begin MATERIAL PROVIDED

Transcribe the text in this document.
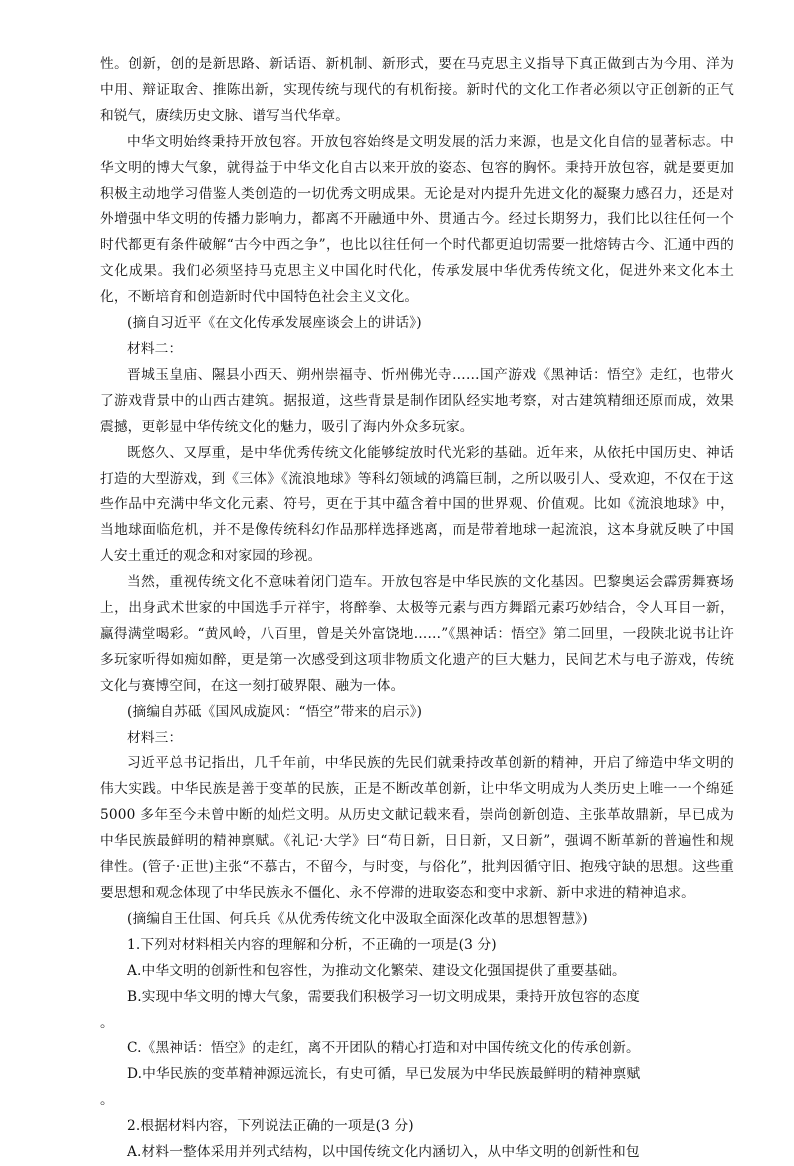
性。创新，创的是新思路、新话语、新机制、新形式，要在马克思主义指导下真正做到古为今用、洋为中用、辩证取舍、推陈出新，实现传统与现代的有机衔接。新时代的文化工作者必须以守正创新的正气和锐气，赓续历史文脉、谱写当代华章。

中华文明始终秉持开放包容。开放包容始终是文明发展的活力来源，也是文化自信的显著标志。中华文明的博大气象，就得益于中华文化自古以来开放的姿态、包容的胸怀。秉持开放包容，就是要更加积极主动地学习借鉴人类创造的一切优秀文明成果。无论是对内提升先进文化的凝聚力感召力，还是对外增强中华文明的传播力影响力，都离不开融通中外、贯通古今。经过长期努力，我们比以往任何一个时代都更有条件破解“古今中西之争”，也比以往任何一个时代都更迫切需要一批熔铸古今、汇通中西的文化成果。我们必须坚持马克思主义中国化时代化，传承发展中华优秀传统文化，促进外来文化本土化，不断培育和创造新时代中国特色社会主义文化。

(摘自习近平《在文化传承发展座谈会上的讲话》)

材料二：

晋城玉皇庙、隰县小西天、朔州崇福寺、忻州佛光寺……国产游戏《黑神话：悟空》走红，也带火了游戏背景中的山西古建筑。据报道，这些背景是制作团队经实地考察，对古建筑精细还原而成，效果震撼，更彰显中华传统文化的魅力，吸引了海内外众多玩家。

既悠久、又厚重，是中华优秀传统文化能够绽放时代光彩的基础。近年来，从依托中国历史、神话打造的大型游戏，到《三体》《流浪地球》等科幻领域的鸿篇巨制，之所以吸引人、受欢迎，不仅在于这些作品中充满中华文化元素、符号，更在于其中蕴含着中国的世界观、价值观。比如《流浪地球》中，当地球面临危机，并不是像传统科幻作品那样选择逃离，而是带着地球一起流浪，这本身就反映了中国人安土重迁的观念和对家园的珍视。

当然，重视传统文化不意味着闭门造车。开放包容是中华民族的文化基因。巴黎奥运会霹雳舞赛场上，出身武术世家的中国选手亓祥宇，将醉拳、太极等元素与西方舞蹈元素巧妙结合，令人耳目一新，赢得满堂喝彩。“黄风岭，八百里，曾是关外富饶地……”《黑神话：悟空》第二回里，一段陕北说书让许多玩家听得如痴如醉，更是第一次感受到这项非物质文化遗产的巨大魅力，民间艺术与电子游戏，传统文化与赛博空间，在这一刻打破界限、融为一体。

(摘编自苏砥《国风成旋风：“悟空”带来的启示》)

材料三：

习近平总书记指出，几千年前，中华民族的先民们就秉持改革创新的精神，开启了缔造中华文明的伟大实践。中华民族是善于变革的民族，正是不断改革创新，让中华文明成为人类历史上唯一一个绵延 5000 多年至今未曾中断的灿烂文明。从历史文献记载来看，崇尚创新创造、主张革故鼎新，早已成为中华民族最鲜明的精神禀赋。《礼记·大学》曰“苟日新，日日新，又日新”，强调不断革新的普遍性和规律性。(管子·正世)主张“不慕古，不留今，与时变，与俗化”，批判因循守旧、抱残守缺的思想。这些重要思想和观念体现了中华民族永不僵化、永不停滞的进取姿态和变中求新、新中求进的精神追求。

(摘编自王仕国、何兵兵《从优秀传统文化中汲取全面深化改革的思想智慧》)

1.下列对材料相关内容的理解和分析，不正确的一项是(3 分)

A.中华文明的创新性和包容性，为推动文化繁荣、建设文化强国提供了重要基础。

B.实现中华文明的博大气象，需要我们积极学习一切文明成果，秉持开放包容的态度

。

C.《黑神话：悟空》的走红，离不开团队的精心打造和对中国传统文化的传承创新。

D.中华民族的变革精神源远流长，有史可循，早已发展为中华民族最鲜明的精神禀赋

。

2.根据材料内容，下列说法正确的一项是(3 分)

A.材料一整体采用并列式结构，以中国传统文化内涵切入，从中华文明的创新性和包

end MATERIAL PROVIDED

** WHAT THE TASK REQUIRES **
Repeat the listing verbatim. Skip the pictures.

** ANSWER IN FULL **
Transcribe the text in this document.
性。创新，创的是新思路、新话语、新机制、新形式，要在马克思主义指导下真正做到古为今用、洋为中用、辩证取舍、推陈出新，实现传统与现代的有机衔接。新时代的文化工作者必须以守正创新的正气和锐气，赓续历史文脉、谱写当代华章。

中华文明始终秉持开放包容。开放包容始终是文明发展的活力来源，也是文化自信的显著标志。中华文明的博大气象，就得益于中华文化自古以来开放的姿态、包容的胸怀。秉持开放包容，就是要更加积极主动地学习借鉴人类创造的一切优秀文明成果。无论是对内提升先进文化的凝聚力感召力，还是对外增强中华文明的传播力影响力，都离不开融通中外、贯通古今。经过长期努力，我们比以往任何一个时代都更有条件破解“古今中西之争”，也比以往任何一个时代都更迫切需要一批熔铸古今、汇通中西的文化成果。我们必须坚持马克思主义中国化时代化，传承发展中华优秀传统文化，促进外来文化本土化，不断培育和创造新时代中国特色社会主义文化。

(摘自习近平《在文化传承发展座谈会上的讲话》)

材料二：

晋城玉皇庙、隰县小西天、朔州崇福寺、忻州佛光寺……国产游戏《黑神话：悟空》走红，也带火了游戏背景中的山西古建筑。据报道，这些背景是制作团队经实地考察，对古建筑精细还原而成，效果震撼，更彰显中华传统文化的魅力，吸引了海内外众多玩家。

既悠久、又厚重，是中华优秀传统文化能够绽放时代光彩的基础。近年来，从依托中国历史、神话打造的大型游戏，到《三体》《流浪地球》等科幻领域的鸿篇巨制，之所以吸引人、受欢迎，不仅在于这些作品中充满中华文化元素、符号，更在于其中蕴含着中国的世界观、价值观。比如《流浪地球》中，当地球面临危机，并不是像传统科幻作品那样选择逃离，而是带着地球一起流浪，这本身就反映了中国人安土重迁的观念和对家园的珍视。

当然，重视传统文化不意味着闭门造车。开放包容是中华民族的文化基因。巴黎奥运会霹雳舞赛场上，出身武术世家的中国选手亓祥宇，将醉拳、太极等元素与西方舞蹈元素巧妙结合，令人耳目一新，赢得满堂喝彩。“黄风岭，八百里，曾是关外富饶地……”《黑神话：悟空》第二回里，一段陕北说书让许多玩家听得如痴如醉，更是第一次感受到这项非物质文化遗产的巨大魅力，民间艺术与电子游戏，传统文化与赛博空间，在这一刻打破界限、融为一体。

(摘编自苏砥《国风成旋风：“悟空”带来的启示》)

材料三：

习近平总书记指出，几千年前，中华民族的先民们就秉持改革创新的精神，开启了缔造中华文明的伟大实践。中华民族是善于变革的民族，正是不断改革创新，让中华文明成为人类历史上唯一一个绵延 5000 多年至今未曾中断的灿烂文明。从历史文献记载来看，崇尚创新创造、主张革故鼎新，早已成为中华民族最鲜明的精神禀赋。《礼记·大学》曰“苟日新，日日新，又日新”，强调不断革新的普遍性和规律性。(管子·正世)主张“不慕古，不留今，与时变，与俗化”，批判因循守旧、抱残守缺的思想。这些重要思想和观念体现了中华民族永不僵化、永不停滞的进取姿态和变中求新、新中求进的精神追求。

(摘编自王仕国、何兵兵《从优秀传统文化中汲取全面深化改革的思想智慧》)

1.下列对材料相关内容的理解和分析，不正确的一项是(3 分)

A.中华文明的创新性和包容性，为推动文化繁荣、建设文化强国提供了重要基础。

B.实现中华文明的博大气象，需要我们积极学习一切文明成果，秉持开放包容的态度

。

C.《黑神话：悟空》的走红，离不开团队的精心打造和对中国传统文化的传承创新。

D.中华民族的变革精神源远流长，有史可循，早已发展为中华民族最鲜明的精神禀赋

。

2.根据材料内容，下列说法正确的一项是(3 分)

A.材料一整体采用并列式结构，以中国传统文化内涵切入，从中华文明的创新性和包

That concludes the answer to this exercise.